WHAT IS ASKED -
In the entries below, identify every line with the string "было" and copy it.

(Dataset records)
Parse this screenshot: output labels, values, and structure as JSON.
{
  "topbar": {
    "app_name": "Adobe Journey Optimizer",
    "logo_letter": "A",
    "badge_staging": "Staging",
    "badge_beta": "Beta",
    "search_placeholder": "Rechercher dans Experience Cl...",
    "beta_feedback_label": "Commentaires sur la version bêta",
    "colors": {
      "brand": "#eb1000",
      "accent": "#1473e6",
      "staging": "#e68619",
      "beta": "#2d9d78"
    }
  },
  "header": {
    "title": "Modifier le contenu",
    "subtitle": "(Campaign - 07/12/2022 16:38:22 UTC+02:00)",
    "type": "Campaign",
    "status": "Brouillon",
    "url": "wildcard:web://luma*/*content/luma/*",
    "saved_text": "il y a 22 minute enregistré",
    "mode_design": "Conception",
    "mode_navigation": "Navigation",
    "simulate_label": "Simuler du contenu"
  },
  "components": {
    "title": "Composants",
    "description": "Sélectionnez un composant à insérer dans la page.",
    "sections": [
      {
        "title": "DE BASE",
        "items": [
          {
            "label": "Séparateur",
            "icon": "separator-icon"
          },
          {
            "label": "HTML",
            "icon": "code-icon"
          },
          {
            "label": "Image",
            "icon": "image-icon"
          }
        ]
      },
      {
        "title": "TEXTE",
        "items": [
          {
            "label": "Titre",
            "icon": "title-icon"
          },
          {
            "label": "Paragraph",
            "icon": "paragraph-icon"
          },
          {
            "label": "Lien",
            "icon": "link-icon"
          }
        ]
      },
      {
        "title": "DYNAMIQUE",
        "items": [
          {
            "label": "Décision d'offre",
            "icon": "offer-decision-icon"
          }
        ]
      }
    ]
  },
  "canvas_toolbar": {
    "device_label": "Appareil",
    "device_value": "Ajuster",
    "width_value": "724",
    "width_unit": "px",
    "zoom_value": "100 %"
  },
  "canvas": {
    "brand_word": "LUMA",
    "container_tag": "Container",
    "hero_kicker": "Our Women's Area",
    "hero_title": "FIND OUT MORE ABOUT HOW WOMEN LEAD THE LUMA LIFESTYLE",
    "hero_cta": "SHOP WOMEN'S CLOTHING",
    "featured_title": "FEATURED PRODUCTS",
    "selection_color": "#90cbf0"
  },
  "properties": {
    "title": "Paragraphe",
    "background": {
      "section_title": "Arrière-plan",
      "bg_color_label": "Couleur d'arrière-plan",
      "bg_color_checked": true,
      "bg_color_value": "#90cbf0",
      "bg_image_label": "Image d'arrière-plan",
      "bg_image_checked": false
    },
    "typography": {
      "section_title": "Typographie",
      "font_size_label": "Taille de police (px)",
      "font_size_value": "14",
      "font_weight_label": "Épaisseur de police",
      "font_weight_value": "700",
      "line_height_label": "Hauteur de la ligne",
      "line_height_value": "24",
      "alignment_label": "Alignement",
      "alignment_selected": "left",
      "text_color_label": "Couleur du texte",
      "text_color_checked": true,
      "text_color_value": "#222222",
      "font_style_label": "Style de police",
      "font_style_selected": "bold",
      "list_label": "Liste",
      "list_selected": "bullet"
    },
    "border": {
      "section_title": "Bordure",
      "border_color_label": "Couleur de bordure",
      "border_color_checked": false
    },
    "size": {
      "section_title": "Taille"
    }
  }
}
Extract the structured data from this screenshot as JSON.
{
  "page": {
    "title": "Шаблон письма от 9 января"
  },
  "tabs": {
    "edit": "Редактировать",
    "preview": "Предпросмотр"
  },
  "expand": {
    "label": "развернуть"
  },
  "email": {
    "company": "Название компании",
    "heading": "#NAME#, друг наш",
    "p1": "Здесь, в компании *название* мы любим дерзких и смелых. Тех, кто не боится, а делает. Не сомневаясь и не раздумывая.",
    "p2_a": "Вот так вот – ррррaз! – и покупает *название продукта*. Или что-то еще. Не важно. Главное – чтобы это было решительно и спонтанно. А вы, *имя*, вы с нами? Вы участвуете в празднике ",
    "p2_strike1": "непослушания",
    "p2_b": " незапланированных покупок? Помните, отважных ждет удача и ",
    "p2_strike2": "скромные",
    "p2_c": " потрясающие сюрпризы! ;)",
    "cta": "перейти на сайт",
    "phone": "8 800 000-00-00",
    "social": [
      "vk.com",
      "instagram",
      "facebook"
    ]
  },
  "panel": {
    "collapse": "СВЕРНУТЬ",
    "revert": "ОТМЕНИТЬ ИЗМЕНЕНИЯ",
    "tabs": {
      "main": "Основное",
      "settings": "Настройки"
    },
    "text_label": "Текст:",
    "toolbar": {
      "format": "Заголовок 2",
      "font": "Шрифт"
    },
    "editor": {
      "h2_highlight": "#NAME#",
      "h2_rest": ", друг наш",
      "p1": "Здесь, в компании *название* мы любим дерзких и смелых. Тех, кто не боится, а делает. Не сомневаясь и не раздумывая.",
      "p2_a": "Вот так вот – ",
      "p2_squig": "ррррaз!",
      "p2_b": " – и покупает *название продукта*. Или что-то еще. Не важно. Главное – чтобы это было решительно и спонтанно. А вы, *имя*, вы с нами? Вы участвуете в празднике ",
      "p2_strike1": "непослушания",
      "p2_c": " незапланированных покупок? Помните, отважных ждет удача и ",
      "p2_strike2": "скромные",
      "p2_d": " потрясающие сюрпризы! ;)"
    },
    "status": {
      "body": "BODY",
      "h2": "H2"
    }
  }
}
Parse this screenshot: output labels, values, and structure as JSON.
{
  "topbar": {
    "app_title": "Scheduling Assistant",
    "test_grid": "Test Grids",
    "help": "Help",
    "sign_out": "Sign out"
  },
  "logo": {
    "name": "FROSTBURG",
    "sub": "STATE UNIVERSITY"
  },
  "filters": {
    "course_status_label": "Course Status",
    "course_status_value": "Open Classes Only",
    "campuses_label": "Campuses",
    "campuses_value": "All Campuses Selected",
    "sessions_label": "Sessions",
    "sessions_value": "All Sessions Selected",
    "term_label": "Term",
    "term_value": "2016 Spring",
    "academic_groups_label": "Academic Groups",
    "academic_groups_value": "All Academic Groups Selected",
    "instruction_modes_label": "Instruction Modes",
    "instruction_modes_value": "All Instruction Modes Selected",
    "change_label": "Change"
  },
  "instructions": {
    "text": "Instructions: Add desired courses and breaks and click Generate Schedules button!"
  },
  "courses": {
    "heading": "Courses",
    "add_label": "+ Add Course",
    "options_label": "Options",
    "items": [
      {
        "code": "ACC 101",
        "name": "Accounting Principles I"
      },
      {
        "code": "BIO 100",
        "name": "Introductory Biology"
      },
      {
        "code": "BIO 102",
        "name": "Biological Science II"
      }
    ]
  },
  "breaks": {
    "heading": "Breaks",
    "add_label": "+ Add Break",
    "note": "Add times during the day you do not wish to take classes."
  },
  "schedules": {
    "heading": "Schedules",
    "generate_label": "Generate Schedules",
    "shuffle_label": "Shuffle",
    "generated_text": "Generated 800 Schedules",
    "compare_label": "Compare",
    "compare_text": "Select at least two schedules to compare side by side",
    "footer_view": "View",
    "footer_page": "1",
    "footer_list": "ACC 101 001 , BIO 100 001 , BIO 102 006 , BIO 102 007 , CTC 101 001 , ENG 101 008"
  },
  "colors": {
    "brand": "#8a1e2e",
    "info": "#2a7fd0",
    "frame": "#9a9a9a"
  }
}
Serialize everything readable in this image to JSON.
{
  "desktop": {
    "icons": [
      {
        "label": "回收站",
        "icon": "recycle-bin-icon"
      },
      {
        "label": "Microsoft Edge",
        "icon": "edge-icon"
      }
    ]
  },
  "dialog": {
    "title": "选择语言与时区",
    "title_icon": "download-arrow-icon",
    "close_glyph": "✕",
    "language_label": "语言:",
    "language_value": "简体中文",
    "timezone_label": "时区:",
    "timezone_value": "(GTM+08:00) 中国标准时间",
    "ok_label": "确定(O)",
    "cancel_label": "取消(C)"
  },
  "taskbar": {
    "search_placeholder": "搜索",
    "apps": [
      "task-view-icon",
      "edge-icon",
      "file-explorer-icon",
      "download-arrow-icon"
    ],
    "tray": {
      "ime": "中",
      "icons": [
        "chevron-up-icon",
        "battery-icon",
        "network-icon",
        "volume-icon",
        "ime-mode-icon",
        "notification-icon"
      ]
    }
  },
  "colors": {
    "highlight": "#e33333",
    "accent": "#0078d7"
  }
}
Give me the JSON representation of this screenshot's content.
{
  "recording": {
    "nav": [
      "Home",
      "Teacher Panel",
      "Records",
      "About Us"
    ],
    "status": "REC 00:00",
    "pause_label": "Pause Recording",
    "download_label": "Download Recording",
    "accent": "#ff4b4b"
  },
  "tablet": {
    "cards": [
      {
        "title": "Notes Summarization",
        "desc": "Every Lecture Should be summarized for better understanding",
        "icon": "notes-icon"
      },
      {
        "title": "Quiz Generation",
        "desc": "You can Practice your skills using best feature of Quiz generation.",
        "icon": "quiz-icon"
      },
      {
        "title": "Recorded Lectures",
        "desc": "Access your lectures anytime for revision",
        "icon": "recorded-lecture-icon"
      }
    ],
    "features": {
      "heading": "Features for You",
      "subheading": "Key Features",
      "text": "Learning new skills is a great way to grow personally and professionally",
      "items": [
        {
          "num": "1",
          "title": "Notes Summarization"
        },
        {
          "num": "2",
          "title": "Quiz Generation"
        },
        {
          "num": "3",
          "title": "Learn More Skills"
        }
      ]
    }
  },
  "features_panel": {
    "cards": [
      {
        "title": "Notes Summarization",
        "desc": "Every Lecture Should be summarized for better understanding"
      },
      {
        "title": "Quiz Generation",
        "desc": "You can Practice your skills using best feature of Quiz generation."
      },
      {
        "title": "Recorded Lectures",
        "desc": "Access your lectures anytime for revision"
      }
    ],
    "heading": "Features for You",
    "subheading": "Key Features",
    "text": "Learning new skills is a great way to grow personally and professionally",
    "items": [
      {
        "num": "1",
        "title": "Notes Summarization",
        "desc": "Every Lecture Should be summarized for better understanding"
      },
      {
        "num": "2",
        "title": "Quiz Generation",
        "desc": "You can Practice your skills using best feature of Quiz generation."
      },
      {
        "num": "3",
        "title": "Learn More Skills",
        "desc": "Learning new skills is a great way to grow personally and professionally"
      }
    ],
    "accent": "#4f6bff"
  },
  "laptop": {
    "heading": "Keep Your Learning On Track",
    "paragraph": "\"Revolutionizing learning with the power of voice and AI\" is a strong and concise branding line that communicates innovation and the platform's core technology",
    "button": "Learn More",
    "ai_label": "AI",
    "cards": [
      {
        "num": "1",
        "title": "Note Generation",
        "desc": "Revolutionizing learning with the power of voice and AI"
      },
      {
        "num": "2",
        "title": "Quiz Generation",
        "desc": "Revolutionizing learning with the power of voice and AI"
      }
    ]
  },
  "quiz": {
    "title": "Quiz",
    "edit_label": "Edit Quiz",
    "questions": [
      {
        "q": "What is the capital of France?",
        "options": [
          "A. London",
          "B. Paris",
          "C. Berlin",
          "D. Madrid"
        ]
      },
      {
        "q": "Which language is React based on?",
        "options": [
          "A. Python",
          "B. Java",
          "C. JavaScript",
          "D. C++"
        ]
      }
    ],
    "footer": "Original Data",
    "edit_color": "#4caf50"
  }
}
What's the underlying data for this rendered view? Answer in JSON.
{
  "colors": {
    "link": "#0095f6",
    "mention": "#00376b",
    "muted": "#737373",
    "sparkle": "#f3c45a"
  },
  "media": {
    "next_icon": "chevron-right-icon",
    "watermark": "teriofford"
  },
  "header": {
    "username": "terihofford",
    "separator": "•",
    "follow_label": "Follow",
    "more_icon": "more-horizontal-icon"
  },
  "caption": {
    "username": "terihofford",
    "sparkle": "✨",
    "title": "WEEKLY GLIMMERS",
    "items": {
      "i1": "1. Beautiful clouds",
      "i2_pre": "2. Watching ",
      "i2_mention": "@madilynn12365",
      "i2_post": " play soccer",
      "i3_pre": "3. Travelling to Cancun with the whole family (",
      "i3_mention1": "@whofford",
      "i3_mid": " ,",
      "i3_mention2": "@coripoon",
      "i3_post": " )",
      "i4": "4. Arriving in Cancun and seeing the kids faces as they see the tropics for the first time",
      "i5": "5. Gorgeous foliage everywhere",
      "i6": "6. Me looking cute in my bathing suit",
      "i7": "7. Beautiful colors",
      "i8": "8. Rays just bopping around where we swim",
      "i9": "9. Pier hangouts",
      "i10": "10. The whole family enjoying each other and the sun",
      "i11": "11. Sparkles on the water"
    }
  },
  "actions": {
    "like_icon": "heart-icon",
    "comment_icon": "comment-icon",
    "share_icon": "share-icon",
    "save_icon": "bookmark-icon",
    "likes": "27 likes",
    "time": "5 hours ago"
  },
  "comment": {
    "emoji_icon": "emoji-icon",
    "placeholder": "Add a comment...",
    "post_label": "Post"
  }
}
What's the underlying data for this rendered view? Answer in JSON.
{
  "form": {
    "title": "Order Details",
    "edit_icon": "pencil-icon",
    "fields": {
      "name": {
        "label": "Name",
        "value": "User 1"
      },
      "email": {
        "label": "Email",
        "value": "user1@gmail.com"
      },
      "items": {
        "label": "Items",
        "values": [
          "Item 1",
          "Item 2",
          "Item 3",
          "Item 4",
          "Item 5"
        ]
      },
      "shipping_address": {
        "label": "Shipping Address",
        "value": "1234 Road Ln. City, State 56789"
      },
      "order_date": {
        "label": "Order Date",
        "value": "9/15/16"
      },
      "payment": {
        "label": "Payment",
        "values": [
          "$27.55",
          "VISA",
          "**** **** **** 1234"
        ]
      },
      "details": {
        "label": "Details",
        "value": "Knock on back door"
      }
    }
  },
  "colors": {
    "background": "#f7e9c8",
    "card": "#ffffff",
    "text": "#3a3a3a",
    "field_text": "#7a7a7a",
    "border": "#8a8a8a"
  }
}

EXPECTED ANSWER -
    "p2_a": "Вот так вот – ррррaз! – и покупает *название продукта*. Или что-то еще. Не важно. Главное – чтобы это было решительно и спонтанно. А вы, *имя*, вы с нами? Вы участвуете в празднике ",
      "p2_b": " – и покупает *название продукта*. Или что-то еще. Не важно. Главное – чтобы это было решительно и спонтанно. А вы, *имя*, вы с нами? Вы участвуете в празднике ",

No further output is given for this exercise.